Task input:
---
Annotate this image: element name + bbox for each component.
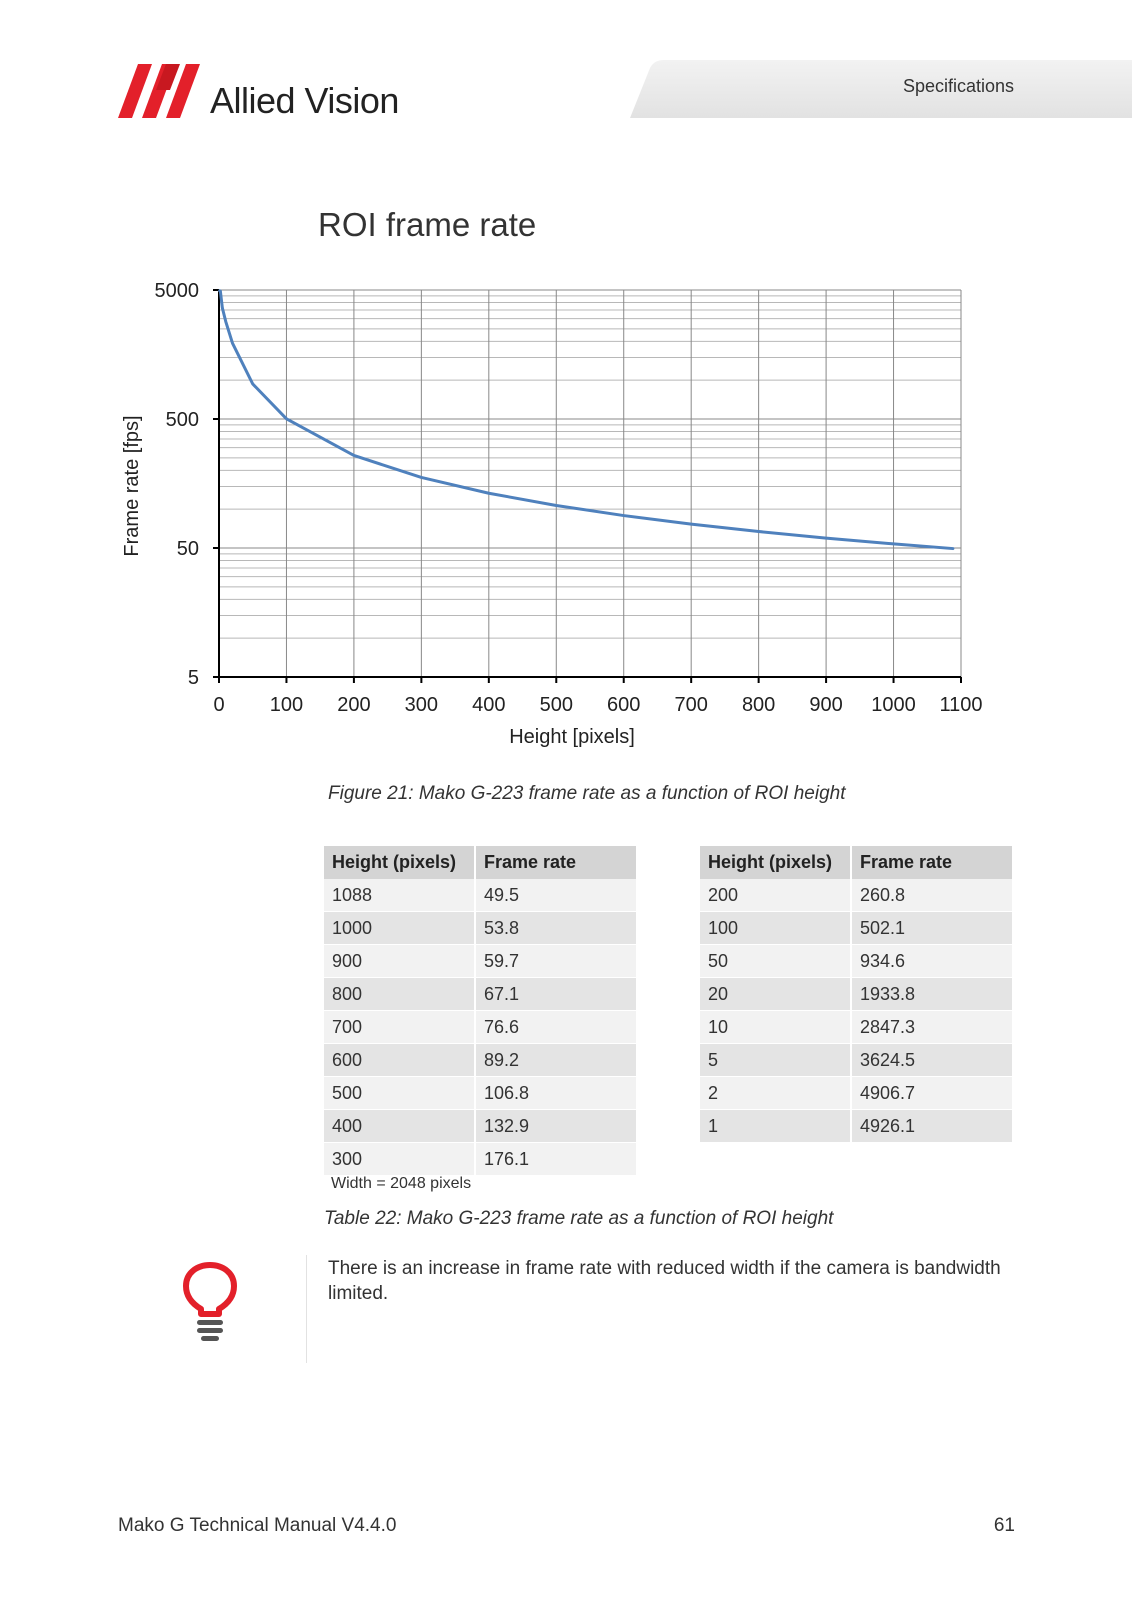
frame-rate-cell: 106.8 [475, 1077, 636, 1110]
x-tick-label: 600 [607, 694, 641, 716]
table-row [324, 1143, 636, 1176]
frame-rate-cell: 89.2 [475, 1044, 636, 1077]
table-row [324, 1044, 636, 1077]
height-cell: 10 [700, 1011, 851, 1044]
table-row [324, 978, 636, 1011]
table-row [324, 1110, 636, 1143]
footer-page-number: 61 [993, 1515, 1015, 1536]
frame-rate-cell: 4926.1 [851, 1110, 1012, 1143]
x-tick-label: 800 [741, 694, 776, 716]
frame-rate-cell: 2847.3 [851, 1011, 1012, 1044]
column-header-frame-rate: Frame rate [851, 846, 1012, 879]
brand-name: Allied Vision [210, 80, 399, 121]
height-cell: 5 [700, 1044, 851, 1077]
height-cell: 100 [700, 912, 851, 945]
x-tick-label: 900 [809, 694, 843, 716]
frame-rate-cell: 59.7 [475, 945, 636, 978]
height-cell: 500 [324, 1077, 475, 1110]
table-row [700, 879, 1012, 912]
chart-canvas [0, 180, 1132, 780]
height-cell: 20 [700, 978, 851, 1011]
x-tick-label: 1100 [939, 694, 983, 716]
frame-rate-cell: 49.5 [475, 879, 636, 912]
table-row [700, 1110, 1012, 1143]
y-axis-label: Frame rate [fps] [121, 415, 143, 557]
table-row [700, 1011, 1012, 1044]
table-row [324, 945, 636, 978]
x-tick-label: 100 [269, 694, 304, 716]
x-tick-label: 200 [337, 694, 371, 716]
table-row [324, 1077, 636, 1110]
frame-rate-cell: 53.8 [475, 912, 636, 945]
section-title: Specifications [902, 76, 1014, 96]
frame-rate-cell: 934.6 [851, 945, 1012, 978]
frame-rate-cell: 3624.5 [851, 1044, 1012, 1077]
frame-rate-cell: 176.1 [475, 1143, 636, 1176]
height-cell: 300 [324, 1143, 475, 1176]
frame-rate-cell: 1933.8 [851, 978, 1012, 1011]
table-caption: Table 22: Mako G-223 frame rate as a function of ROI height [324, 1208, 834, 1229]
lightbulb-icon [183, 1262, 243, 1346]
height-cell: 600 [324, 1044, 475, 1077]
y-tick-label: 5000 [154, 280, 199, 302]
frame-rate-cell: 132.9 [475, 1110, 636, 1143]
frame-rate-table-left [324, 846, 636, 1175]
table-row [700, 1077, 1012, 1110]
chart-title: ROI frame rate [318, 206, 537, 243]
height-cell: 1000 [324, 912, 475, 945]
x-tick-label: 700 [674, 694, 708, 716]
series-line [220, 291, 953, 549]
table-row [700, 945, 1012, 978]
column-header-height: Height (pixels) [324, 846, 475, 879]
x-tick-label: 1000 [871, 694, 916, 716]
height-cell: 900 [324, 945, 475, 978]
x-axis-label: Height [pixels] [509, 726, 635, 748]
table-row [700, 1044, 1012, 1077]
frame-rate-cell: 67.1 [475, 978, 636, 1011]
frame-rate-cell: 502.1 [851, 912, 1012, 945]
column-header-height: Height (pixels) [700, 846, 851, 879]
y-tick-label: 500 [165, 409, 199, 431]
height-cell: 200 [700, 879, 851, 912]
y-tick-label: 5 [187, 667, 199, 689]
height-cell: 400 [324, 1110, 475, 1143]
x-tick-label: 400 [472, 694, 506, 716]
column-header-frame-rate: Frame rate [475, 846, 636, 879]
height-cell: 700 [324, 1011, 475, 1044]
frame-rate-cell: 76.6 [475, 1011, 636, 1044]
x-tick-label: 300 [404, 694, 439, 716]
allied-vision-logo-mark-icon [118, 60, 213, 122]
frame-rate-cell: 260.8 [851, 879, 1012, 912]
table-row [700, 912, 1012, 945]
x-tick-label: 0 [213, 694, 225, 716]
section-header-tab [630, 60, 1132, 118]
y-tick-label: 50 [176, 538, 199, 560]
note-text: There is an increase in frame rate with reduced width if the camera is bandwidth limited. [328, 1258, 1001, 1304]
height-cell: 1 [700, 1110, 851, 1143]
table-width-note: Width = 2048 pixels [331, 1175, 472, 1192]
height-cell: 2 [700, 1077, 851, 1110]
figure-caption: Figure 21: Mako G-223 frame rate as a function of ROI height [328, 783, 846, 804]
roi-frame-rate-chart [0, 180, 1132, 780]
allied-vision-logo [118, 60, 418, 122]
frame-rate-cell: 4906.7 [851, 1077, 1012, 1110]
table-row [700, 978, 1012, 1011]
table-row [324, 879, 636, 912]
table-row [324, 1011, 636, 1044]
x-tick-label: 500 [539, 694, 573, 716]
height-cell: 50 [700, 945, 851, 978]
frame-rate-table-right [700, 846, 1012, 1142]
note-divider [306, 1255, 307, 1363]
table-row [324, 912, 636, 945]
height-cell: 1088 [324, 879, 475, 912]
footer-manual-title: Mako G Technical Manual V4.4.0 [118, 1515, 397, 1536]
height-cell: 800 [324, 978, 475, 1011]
---
Requirements: Output every line of the items above as a numbered list, omitting blank lines and the picture lines.

Full solution:
1. Annotate this image: element name + bbox for each component.
2. frame-rate-cell: 106.8 [475, 1077, 636, 1110]
3. x-tick-label: 600 [607, 694, 641, 716]
4. table-row [324, 1143, 636, 1176]
5. frame-rate-cell: 89.2 [475, 1044, 636, 1077]
6. table-row [324, 1044, 636, 1077]
7. height-cell: 10 [700, 1011, 851, 1044]
8. table-row [324, 978, 636, 1011]
9. table-row [324, 1110, 636, 1143]
10. footer-page-number: 61 [993, 1515, 1015, 1536]
11. frame-rate-cell: 4926.1 [851, 1110, 1012, 1143]
12. x-tick-label: 800 [741, 694, 776, 716]
13. frame-rate-cell: 2847.3 [851, 1011, 1012, 1044]
14. column-header-frame-rate: Frame rate [851, 846, 1012, 879]
15. brand-name: Allied Vision [210, 80, 399, 121]
16. height-cell: 5 [700, 1044, 851, 1077]
17. height-cell: 100 [700, 912, 851, 945]
18. x-tick-label: 900 [809, 694, 843, 716]
19. frame-rate-cell: 59.7 [475, 945, 636, 978]
20. height-cell: 500 [324, 1077, 475, 1110]
21. table-row [700, 879, 1012, 912]
22. chart-canvas [0, 180, 1132, 780]
23. height-cell: 20 [700, 978, 851, 1011]
24. x-tick-label: 1100 [939, 694, 983, 716]
25. frame-rate-cell: 49.5 [475, 879, 636, 912]
26. table-row [700, 1110, 1012, 1143]
27. y-axis-label: Frame rate [fps] [121, 415, 143, 557]
28. table-row [700, 1011, 1012, 1044]
29. table-row [324, 945, 636, 978]
30. x-tick-label: 100 [269, 694, 304, 716]
31. x-tick-label: 200 [337, 694, 371, 716]
32. table-row [324, 1077, 636, 1110]
33. frame-rate-cell: 53.8 [475, 912, 636, 945]
34. section-title: Specifications [902, 76, 1014, 96]
35. frame-rate-cell: 934.6 [851, 945, 1012, 978]
36. frame-rate-cell: 3624.5 [851, 1044, 1012, 1077]
37. frame-rate-cell: 176.1 [475, 1143, 636, 1176]
38. height-cell: 300 [324, 1143, 475, 1176]
39. frame-rate-cell: 1933.8 [851, 978, 1012, 1011]
40. table-caption: Table 22: Mako G-223 frame rate as a function of ROI height [324, 1208, 834, 1229]
41. lightbulb-icon [183, 1262, 243, 1346]
42. height-cell: 600 [324, 1044, 475, 1077]
43. y-tick-label: 5000 [154, 280, 199, 302]
44. frame-rate-cell: 132.9 [475, 1110, 636, 1143]
45. frame-rate-table-left [324, 846, 636, 1175]
46. table-row [700, 1077, 1012, 1110]
47. chart-title: ROI frame rate [318, 206, 537, 243]
48. height-cell: 1000 [324, 912, 475, 945]
49. x-tick-label: 700 [674, 694, 708, 716]
50. series-line [220, 291, 953, 549]
51. table-row [700, 945, 1012, 978]
52. column-header-height: Height (pixels) [324, 846, 475, 879]
53. x-tick-label: 1000 [871, 694, 916, 716]
54. height-cell: 900 [324, 945, 475, 978]
55. x-axis-label: Height [pixels] [509, 726, 635, 748]
56. table-row [700, 1044, 1012, 1077]
57. frame-rate-cell: 67.1 [475, 978, 636, 1011]
58. frame-rate-cell: 502.1 [851, 912, 1012, 945]
59. column-header-height: Height (pixels) [700, 846, 851, 879]
60. y-tick-label: 500 [165, 409, 199, 431]
61. height-cell: 200 [700, 879, 851, 912]
62. y-tick-label: 5 [187, 667, 199, 689]
63. height-cell: 400 [324, 1110, 475, 1143]
64. x-tick-label: 400 [472, 694, 506, 716]
65. column-header-frame-rate: Frame rate [475, 846, 636, 879]
66. height-cell: 700 [324, 1011, 475, 1044]
67. frame-rate-cell: 76.6 [475, 1011, 636, 1044]
68. x-tick-label: 300 [404, 694, 439, 716]
69. allied-vision-logo-mark-icon [118, 60, 213, 122]
70. frame-rate-cell: 260.8 [851, 879, 1012, 912]
71. table-row [700, 912, 1012, 945]
72. x-tick-label: 0 [213, 694, 225, 716]
73. section-header-tab [630, 60, 1132, 118]
74. y-tick-label: 50 [176, 538, 199, 560]
75. note-text: There is an increase in frame rate with reduced width if the camera is bandwidth limited. [328, 1258, 1001, 1304]
76. height-cell: 1 [700, 1110, 851, 1143]
77. table-width-note: Width = 2048 pixels [331, 1175, 472, 1192]
78. height-cell: 2 [700, 1077, 851, 1110]
79. figure-caption: Figure 21: Mako G-223 frame rate as a function of ROI height [328, 783, 846, 804]
80. roi-frame-rate-chart [0, 180, 1132, 780]
81. allied-vision-logo [118, 60, 418, 122]
82. frame-rate-cell: 4906.7 [851, 1077, 1012, 1110]
83. table-row [700, 978, 1012, 1011]
84. table-row [324, 879, 636, 912]
85. table-row [324, 1011, 636, 1044]
86. x-tick-label: 500 [539, 694, 573, 716]
87. height-cell: 50 [700, 945, 851, 978]
88. frame-rate-table-right [700, 846, 1012, 1142]
89. note-divider [306, 1255, 307, 1363]
90. table-row [324, 912, 636, 945]
91. height-cell: 1088 [324, 879, 475, 912]
92. footer-manual-title: Mako G Technical Manual V4.4.0 [118, 1515, 397, 1536]
93. height-cell: 800 [324, 978, 475, 1011]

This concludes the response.